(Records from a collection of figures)

■ ■ ■ ■

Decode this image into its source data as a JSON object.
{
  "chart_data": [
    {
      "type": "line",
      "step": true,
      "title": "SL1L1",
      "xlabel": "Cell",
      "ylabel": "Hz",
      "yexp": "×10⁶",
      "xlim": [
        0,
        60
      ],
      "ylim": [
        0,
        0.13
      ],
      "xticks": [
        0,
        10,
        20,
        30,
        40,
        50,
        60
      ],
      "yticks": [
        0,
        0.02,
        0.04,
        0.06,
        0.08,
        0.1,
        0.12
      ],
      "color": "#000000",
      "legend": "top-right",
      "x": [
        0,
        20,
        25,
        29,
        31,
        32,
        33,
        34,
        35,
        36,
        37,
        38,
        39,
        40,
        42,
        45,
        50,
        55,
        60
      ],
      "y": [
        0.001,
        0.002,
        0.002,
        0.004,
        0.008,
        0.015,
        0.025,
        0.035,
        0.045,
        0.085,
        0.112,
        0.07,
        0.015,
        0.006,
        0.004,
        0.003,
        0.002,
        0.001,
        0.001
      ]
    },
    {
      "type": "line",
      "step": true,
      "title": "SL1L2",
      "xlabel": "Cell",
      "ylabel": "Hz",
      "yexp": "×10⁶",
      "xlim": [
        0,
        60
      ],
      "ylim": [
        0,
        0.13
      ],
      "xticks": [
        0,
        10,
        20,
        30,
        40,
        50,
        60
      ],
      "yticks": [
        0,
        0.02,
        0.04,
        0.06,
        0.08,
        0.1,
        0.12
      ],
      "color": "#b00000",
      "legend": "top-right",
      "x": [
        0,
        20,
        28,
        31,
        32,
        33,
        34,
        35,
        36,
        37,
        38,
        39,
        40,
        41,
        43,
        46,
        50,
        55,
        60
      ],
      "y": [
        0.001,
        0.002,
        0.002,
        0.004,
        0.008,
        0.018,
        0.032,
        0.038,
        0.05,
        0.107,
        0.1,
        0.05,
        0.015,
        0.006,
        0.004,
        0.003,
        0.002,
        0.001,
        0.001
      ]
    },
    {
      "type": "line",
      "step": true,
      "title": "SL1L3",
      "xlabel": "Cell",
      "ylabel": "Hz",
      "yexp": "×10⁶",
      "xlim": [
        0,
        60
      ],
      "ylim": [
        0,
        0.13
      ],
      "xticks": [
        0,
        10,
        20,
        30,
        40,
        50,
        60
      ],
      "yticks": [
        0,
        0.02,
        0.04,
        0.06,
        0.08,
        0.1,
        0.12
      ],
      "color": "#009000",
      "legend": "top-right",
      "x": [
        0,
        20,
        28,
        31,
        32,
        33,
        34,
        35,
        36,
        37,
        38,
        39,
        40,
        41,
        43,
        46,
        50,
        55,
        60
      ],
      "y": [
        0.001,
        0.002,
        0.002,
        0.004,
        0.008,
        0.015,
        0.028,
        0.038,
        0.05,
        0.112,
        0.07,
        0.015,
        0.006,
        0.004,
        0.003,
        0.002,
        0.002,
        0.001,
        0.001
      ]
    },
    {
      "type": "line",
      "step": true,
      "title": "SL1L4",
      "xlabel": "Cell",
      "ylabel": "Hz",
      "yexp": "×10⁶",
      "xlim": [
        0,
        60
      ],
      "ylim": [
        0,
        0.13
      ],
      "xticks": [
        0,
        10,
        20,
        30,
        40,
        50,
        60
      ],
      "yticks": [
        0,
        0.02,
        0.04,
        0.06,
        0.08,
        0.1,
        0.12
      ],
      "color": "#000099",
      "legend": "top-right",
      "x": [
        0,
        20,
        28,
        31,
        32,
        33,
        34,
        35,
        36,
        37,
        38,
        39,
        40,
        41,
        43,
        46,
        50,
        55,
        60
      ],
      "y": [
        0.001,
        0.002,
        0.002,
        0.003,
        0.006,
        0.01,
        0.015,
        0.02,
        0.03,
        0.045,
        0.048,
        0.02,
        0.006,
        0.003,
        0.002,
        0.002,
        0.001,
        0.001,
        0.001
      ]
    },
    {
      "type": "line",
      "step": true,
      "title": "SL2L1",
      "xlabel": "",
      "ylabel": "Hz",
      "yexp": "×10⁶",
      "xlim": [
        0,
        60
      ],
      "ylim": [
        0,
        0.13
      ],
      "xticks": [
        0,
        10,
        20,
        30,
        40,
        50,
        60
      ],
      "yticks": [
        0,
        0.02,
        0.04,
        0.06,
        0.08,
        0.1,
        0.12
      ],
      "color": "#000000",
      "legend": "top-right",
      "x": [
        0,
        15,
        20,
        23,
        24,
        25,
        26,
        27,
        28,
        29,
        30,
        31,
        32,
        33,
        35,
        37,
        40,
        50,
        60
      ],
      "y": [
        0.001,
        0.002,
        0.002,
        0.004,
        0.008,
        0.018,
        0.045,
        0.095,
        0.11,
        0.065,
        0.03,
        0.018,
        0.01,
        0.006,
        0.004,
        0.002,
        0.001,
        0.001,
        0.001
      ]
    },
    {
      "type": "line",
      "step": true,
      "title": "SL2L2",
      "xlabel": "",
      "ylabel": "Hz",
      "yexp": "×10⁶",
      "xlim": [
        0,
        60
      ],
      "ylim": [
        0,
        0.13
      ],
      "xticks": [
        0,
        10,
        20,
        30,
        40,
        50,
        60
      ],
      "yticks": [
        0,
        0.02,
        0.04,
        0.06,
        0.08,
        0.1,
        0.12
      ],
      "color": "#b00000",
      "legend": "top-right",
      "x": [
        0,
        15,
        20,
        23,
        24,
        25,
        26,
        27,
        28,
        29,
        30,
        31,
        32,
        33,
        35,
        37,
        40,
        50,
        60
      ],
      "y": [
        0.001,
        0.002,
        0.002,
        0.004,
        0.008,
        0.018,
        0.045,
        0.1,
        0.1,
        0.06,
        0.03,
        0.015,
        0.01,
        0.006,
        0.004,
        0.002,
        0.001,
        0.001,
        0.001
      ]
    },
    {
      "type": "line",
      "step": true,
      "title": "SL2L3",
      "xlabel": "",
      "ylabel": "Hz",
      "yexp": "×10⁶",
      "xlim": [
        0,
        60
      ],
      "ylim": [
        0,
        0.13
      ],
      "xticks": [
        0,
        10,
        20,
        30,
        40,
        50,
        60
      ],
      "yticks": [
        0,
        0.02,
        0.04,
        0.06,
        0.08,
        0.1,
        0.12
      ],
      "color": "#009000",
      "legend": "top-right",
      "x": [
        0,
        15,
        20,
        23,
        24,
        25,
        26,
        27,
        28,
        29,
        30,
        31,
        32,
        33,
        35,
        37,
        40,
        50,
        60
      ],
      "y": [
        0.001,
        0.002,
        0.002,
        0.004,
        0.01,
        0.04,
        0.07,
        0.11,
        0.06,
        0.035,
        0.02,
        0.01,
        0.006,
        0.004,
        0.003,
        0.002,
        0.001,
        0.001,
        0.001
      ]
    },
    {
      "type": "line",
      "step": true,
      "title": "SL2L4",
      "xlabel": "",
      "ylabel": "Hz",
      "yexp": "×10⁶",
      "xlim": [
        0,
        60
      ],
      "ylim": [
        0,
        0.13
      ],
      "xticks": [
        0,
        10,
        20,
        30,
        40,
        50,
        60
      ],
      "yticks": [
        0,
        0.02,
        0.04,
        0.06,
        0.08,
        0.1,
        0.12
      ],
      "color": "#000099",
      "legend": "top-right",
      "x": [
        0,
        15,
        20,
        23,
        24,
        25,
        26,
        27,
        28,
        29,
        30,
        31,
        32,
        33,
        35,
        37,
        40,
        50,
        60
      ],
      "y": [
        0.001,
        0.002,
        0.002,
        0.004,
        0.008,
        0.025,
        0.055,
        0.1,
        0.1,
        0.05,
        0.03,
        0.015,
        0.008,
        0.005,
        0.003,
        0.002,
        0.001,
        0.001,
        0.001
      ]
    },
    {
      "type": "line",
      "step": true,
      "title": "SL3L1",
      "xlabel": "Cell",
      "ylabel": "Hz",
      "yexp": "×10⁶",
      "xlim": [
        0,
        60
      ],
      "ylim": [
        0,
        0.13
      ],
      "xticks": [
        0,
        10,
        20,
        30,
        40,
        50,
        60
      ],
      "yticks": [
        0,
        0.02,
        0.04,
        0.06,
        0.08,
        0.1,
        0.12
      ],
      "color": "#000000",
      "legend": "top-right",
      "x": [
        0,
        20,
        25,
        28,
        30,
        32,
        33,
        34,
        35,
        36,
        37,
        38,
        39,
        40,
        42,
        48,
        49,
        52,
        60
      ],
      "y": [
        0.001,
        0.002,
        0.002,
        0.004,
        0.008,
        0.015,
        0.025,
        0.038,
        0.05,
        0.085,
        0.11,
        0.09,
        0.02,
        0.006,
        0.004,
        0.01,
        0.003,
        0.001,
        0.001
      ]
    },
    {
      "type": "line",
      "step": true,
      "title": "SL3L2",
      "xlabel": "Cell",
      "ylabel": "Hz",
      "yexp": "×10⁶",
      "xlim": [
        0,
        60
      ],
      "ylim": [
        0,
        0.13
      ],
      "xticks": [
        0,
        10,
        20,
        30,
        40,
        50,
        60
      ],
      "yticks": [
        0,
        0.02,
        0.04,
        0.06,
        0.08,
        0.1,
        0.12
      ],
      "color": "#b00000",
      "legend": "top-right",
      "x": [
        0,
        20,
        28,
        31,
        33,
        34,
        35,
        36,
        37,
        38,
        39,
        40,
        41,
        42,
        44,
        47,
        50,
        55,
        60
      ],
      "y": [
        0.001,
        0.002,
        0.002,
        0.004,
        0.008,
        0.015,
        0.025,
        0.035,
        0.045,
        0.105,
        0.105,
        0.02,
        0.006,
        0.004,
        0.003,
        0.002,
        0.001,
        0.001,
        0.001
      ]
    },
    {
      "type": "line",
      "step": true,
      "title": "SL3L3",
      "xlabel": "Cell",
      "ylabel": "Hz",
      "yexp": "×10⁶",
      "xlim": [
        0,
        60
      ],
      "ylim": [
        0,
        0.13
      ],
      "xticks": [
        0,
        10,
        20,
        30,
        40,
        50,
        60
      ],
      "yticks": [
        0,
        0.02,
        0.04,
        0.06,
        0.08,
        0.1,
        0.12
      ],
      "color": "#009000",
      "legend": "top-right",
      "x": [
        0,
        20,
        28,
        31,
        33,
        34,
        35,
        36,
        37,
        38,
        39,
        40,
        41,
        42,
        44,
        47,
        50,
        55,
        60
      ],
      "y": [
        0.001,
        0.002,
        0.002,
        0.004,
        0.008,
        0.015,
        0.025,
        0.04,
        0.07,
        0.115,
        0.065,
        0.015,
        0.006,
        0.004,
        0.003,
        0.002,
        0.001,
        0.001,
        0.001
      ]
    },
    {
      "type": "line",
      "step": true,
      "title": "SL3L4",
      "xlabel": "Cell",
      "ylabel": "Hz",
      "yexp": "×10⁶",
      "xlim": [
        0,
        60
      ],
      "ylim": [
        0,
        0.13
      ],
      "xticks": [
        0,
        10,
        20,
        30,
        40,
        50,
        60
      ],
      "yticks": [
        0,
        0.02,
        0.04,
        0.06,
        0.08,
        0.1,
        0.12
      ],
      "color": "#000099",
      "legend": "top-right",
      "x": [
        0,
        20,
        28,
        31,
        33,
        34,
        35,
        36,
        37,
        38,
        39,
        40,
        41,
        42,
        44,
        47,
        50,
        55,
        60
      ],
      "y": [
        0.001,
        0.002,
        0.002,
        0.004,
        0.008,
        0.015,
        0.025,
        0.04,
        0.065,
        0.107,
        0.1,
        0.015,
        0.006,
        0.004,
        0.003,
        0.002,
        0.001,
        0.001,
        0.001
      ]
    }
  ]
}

■ ■ ■ ■

▸ What to do: Filter the records above for lines containing the word "title", and copy those lines.

▸ Written response:
      "title": "SL1L1",
      "title": "SL1L2",
      "title": "SL1L3",
      "title": "SL1L4",
      "title": "SL2L1",
      "title": "SL2L2",
      "title": "SL2L3",
      "title": "SL2L4",
      "title": "SL3L1",
      "title": "SL3L2",
      "title": "SL3L3",
      "title": "SL3L4",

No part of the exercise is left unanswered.